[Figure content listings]
· · · · · · ·
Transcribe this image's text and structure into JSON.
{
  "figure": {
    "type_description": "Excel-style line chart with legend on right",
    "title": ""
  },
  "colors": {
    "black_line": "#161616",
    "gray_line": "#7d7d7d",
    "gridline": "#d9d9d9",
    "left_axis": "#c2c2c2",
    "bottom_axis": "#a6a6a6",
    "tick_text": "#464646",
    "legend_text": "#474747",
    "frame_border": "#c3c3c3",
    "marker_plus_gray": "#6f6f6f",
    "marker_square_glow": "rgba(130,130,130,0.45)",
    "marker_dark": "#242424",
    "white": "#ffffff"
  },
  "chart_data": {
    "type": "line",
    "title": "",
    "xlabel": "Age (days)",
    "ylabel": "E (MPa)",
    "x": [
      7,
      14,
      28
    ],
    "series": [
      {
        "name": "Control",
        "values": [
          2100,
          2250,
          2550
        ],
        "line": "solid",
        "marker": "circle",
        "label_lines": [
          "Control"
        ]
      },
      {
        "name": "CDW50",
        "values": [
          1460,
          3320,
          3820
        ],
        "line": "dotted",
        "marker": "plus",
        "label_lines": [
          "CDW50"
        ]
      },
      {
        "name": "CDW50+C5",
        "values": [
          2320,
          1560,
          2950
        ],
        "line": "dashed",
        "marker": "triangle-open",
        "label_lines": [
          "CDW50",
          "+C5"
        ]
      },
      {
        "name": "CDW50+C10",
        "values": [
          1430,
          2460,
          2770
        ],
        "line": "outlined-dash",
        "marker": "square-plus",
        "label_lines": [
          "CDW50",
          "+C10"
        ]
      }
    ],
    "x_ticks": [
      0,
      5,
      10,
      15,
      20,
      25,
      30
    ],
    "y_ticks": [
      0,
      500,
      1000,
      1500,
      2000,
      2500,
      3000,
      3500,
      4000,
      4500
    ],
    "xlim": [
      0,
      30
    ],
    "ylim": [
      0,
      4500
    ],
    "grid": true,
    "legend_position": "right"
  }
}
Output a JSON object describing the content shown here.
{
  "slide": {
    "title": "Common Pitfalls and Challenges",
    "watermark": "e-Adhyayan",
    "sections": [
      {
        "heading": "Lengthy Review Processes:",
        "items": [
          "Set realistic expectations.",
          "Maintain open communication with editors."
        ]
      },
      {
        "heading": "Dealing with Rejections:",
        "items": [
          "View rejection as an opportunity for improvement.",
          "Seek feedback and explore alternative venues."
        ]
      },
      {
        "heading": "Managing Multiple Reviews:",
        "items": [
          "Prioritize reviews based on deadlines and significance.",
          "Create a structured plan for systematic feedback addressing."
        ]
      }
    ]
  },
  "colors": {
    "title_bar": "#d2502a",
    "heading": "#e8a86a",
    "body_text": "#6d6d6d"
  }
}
· · · · · · ·
- **Stated exercise**: Copy all the lines, exactly.

- **Reply**:
Transcribe this image's text and structure into JSON.
{
  "figure": {
    "type_description": "Excel-style line chart with legend on right",
    "title": ""
  },
  "colors": {
    "black_line": "#161616",
    "gray_line": "#7d7d7d",
    "gridline": "#d9d9d9",
    "left_axis": "#c2c2c2",
    "bottom_axis": "#a6a6a6",
    "tick_text": "#464646",
    "legend_text": "#474747",
    "frame_border": "#c3c3c3",
    "marker_plus_gray": "#6f6f6f",
    "marker_square_glow": "rgba(130,130,130,0.45)",
    "marker_dark": "#242424",
    "white": "#ffffff"
  },
  "chart_data": {
    "type": "line",
    "title": "",
    "xlabel": "Age (days)",
    "ylabel": "E (MPa)",
    "x": [
      7,
      14,
      28
    ],
    "series": [
      {
        "name": "Control",
        "values": [
          2100,
          2250,
          2550
        ],
        "line": "solid",
        "marker": "circle",
        "label_lines": [
          "Control"
        ]
      },
      {
        "name": "CDW50",
        "values": [
          1460,
          3320,
          3820
        ],
        "line": "dotted",
        "marker": "plus",
        "label_lines": [
          "CDW50"
        ]
      },
      {
        "name": "CDW50+C5",
        "values": [
          2320,
          1560,
          2950
        ],
        "line": "dashed",
        "marker": "triangle-open",
        "label_lines": [
          "CDW50",
          "+C5"
        ]
      },
      {
        "name": "CDW50+C10",
        "values": [
          1430,
          2460,
          2770
        ],
        "line": "outlined-dash",
        "marker": "square-plus",
        "label_lines": [
          "CDW50",
          "+C10"
        ]
      }
    ],
    "x_ticks": [
      0,
      5,
      10,
      15,
      20,
      25,
      30
    ],
    "y_ticks": [
      0,
      500,
      1000,
      1500,
      2000,
      2500,
      3000,
      3500,
      4000,
      4500
    ],
    "xlim": [
      0,
      30
    ],
    "ylim": [
      0,
      4500
    ],
    "grid": true,
    "legend_position": "right"
  }
}
Output a JSON object describing the content shown here.
{
  "slide": {
    "title": "Common Pitfalls and Challenges",
    "watermark": "e-Adhyayan",
    "sections": [
      {
        "heading": "Lengthy Review Processes:",
        "items": [
          "Set realistic expectations.",
          "Maintain open communication with editors."
        ]
      },
      {
        "heading": "Dealing with Rejections:",
        "items": [
          "View rejection as an opportunity for improvement.",
          "Seek feedback and explore alternative venues."
        ]
      },
      {
        "heading": "Managing Multiple Reviews:",
        "items": [
          "Prioritize reviews based on deadlines and significance.",
          "Create a structured plan for systematic feedback addressing."
        ]
      }
    ]
  },
  "colors": {
    "title_bar": "#d2502a",
    "heading": "#e8a86a",
    "body_text": "#6d6d6d"
  }
}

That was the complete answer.